» Data provided:
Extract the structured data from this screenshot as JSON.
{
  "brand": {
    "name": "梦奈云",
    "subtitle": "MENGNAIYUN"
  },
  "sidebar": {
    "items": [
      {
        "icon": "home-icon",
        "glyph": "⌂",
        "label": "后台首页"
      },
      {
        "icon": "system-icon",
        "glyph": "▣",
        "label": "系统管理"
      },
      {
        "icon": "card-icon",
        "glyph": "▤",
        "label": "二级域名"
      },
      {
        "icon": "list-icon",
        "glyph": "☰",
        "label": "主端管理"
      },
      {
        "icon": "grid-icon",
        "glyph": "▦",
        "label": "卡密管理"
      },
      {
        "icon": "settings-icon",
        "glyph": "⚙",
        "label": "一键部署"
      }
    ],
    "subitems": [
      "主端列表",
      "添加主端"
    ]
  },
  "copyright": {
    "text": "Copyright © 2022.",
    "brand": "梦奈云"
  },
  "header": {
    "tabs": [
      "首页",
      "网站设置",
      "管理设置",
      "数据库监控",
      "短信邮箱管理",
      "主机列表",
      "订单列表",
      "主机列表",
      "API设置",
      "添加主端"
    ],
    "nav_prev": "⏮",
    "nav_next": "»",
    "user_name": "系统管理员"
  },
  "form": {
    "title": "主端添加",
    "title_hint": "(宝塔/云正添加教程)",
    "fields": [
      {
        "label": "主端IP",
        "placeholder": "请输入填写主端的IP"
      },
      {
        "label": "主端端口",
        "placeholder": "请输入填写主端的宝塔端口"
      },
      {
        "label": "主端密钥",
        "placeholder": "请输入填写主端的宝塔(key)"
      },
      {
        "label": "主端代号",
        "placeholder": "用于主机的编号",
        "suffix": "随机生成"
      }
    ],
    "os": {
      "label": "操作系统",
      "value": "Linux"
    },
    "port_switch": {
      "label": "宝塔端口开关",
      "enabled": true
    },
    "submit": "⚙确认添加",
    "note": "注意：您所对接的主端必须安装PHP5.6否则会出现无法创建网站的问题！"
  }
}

» Given instruction: Filter the listing above by the word "glyph"; copy each line that passes.

» Answer to this exercise:
        "glyph": "⌂",
        "glyph": "▣",
        "glyph": "▤",
        "glyph": "☰",
        "glyph": "▦",
        "glyph": "⚙",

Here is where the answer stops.